(TASK STATEMENT): Pick up the passage below on birth order and trust in an investment game, continuing from its last sentence.

====== EXCERPT PROVIDED

Mary, then, has a difficult choice. She earns the most money if she gives all $30 to Sally, and then Sally gives the entire investment ($90) back. However, she also risks Sally absconding with the money, leaving Sally with $120 and Mary with nothing. So Mary's safest choice is to give Sally nothing.

So what happens?

The results of the study were that if Mary was a first-born, she gave $3.7 less money to Sally than if she was a latter-born (actually, the game used "monetary units," not dollars, so it's not clear how this translates). So first-borns trust less. Interestingly, if Sally was a first-born, she was also returned less money Mary, meaning first-borns reciprocate less as well.

It's not entirely clear that these are two separate effects. If Mary was predicting Sally's behavior by thinking about what she herself would do in Sally's shoes, you would expect first-borns to give less money (since they themselves would return less of it) and for latter-borns to give more (since they themselves would return more).

One nice aspect of this study is that they controlled for the fact that latter-borns tend to come from larger families (each family has only one first-born but potentially many latter-borns). This is unfortunately not something that birth-order researchers typically do, which is problematic since people from smaller and larger families differ in many ways (including parental income, education, etc.).

Why are first-borns so mean?

It's interesting that people differ based on birth-order, but I think what most people really want to know is why. Why were first-borns less trusting and why did they reciprocate less?

The authors didn't really address this question, but their data do suggest one possibility. They report that if Mary gave Sally $10, Sally gave, on average, $18 back, leaving Mary with $38 and Sally with $42.

============
====== DATASET RECORDS

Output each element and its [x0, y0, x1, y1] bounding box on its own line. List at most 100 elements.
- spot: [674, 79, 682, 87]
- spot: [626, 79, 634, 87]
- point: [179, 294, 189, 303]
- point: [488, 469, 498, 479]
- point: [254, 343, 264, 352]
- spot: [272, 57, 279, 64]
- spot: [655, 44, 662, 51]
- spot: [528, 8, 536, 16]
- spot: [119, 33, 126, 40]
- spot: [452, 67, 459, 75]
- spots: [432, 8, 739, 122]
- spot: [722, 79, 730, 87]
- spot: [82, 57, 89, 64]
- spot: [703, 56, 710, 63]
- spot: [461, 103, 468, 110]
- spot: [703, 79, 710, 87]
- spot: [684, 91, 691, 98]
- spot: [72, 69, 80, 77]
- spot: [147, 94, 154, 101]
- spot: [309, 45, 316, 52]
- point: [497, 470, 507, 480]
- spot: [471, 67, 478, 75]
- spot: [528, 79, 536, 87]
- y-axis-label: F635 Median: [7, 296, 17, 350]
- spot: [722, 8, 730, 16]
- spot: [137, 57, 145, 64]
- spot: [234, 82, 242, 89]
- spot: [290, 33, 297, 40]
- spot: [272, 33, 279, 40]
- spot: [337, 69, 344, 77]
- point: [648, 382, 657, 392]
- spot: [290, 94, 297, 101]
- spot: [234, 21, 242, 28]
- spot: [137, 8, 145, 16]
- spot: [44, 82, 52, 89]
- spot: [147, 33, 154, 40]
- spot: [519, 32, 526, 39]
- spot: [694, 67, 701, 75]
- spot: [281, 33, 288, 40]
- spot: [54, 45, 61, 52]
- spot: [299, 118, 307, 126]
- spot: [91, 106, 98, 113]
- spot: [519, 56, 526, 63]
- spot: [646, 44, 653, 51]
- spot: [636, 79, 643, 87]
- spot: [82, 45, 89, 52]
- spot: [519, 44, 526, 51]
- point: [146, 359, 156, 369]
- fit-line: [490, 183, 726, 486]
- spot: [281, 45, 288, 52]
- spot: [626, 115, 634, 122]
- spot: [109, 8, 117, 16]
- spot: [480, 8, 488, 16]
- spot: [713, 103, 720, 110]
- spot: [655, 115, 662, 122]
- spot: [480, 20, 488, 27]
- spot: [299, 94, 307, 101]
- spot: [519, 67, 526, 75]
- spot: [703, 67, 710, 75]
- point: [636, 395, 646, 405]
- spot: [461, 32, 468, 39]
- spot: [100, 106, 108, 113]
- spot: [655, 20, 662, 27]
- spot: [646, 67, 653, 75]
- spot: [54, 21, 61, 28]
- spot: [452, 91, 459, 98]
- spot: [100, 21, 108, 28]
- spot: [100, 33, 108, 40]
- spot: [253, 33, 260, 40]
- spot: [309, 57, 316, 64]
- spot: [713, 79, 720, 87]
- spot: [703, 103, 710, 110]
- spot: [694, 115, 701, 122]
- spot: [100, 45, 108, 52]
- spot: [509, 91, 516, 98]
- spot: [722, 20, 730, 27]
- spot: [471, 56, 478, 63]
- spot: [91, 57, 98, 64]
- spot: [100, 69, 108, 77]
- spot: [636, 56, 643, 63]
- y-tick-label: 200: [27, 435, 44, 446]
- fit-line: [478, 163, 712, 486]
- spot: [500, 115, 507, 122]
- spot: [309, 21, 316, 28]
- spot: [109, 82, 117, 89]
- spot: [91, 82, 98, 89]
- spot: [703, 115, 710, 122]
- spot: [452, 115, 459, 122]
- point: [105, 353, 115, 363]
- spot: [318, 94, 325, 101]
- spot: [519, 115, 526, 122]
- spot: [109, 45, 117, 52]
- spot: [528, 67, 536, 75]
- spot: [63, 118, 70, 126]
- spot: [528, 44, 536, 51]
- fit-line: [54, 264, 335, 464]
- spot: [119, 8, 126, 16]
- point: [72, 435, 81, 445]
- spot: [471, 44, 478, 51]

============
====== DATASET RECORDS

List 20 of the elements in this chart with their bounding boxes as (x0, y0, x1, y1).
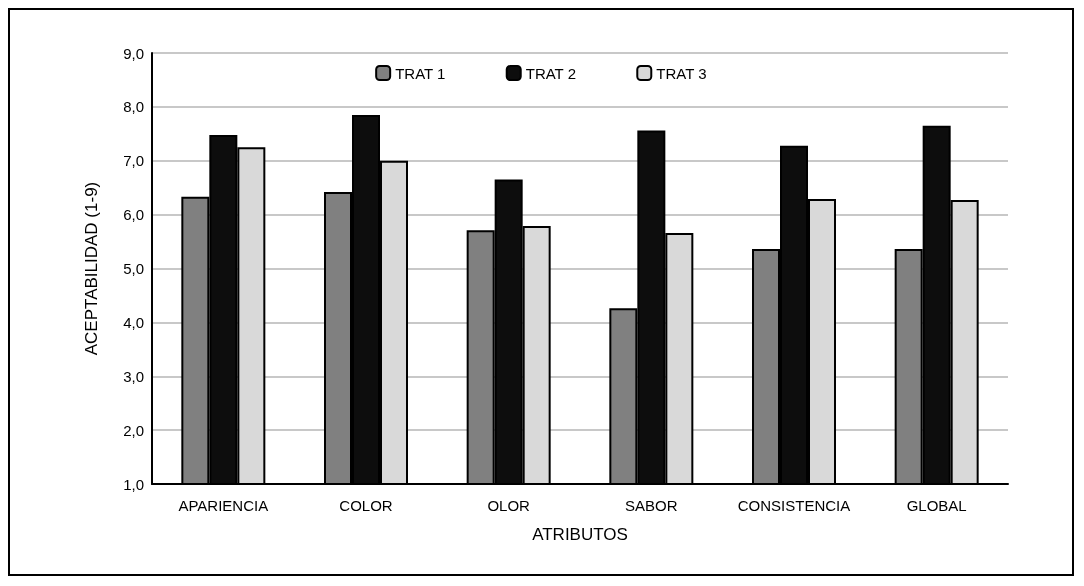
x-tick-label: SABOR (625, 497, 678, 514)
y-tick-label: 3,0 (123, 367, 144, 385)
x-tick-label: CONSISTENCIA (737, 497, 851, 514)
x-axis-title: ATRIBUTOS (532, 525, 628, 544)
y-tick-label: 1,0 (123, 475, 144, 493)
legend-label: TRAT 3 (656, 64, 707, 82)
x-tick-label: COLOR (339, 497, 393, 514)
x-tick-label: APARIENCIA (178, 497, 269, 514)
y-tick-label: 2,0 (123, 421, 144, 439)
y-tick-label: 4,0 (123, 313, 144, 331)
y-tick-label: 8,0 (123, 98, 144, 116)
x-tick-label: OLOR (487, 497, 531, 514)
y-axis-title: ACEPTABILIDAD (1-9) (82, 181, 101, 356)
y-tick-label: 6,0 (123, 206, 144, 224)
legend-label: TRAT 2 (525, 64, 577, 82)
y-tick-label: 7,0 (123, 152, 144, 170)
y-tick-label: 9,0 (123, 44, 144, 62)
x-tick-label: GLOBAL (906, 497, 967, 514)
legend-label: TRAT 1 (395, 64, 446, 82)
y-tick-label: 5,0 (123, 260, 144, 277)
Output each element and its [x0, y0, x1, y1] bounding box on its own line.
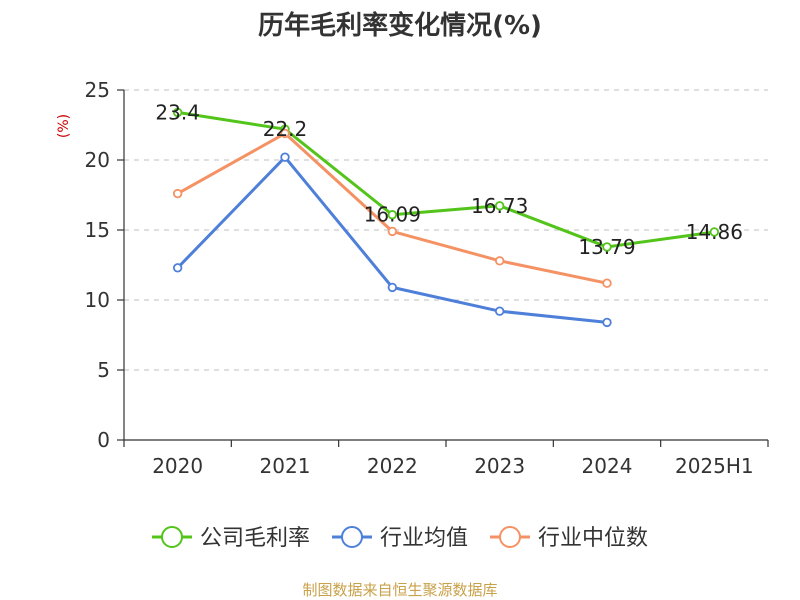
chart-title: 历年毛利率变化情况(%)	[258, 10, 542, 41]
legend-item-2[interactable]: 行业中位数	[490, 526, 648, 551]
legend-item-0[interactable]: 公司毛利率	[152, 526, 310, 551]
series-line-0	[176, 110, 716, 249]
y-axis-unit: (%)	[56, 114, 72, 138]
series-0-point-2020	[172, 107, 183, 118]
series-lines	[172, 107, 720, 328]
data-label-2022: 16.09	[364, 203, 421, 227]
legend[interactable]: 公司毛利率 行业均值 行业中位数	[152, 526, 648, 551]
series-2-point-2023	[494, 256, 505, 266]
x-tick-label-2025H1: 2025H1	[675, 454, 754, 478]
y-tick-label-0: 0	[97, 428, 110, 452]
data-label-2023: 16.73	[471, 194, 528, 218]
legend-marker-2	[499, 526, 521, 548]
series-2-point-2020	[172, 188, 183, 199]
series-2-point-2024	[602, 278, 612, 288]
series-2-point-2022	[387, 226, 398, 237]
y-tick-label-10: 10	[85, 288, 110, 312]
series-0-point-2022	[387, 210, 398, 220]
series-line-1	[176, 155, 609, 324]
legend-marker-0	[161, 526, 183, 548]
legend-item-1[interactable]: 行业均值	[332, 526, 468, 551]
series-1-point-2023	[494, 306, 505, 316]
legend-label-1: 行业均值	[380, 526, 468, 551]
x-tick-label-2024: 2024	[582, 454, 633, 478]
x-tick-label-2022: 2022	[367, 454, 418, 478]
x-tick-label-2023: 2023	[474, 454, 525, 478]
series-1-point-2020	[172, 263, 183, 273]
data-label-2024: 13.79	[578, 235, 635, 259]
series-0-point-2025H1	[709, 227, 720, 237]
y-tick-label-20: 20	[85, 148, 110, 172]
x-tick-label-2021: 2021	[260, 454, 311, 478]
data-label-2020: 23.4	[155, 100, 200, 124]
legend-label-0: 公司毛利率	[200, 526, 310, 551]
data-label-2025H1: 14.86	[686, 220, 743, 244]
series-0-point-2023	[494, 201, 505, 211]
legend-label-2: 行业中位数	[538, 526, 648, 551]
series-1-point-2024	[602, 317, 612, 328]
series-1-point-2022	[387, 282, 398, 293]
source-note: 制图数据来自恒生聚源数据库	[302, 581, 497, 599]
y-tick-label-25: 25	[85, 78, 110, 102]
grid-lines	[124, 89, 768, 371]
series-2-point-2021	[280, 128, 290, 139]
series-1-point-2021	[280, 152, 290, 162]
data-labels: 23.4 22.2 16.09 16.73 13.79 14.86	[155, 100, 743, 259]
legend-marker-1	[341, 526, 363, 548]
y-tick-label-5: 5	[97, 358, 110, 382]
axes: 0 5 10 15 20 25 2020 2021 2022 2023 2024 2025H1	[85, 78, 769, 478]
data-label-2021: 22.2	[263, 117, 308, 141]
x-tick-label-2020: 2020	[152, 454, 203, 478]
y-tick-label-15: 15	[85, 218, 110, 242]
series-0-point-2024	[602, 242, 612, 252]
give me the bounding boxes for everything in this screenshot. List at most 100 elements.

============

(ANSWER TO THIS TASK):
Now, let's let Jenny and Susan play. Jenny decides to give Susan $30 -- all her money! On average, Susan would give $43 back. This is more money than Sally gave back, but keep in mind that Jenny also gave up more money to start with, so in the end Jenny walks home with $43 -- which is hardly better than the $48 Mary got. On the other hand, Susan cleans up, netting $77.

It's true that Jenny's generosity did get her an extra $5...but it also got Susan an extra $25, which she chose not to share. Since this unfairness tends to rankle people, Jenny may in fact be more unhappy at the end of the game than is Mary, despite the extra $5 (obviously, Susan would feel pretty good about the outcome).

Getting back to birth-order, first-borns were less trusting -- that is, they invested less money. As we see from the analysis above, they were making the right decision; investing wasn't really going to pay off for them. They also returned less money from the investment, which may show that they are "bad reciprocators," or it might just show that after years of dealing with their younger siblings, they've come to the hard truth: people -- even younger siblings -- are greedy jerks. They returned about as much money as they would expect to get were the positions reversed.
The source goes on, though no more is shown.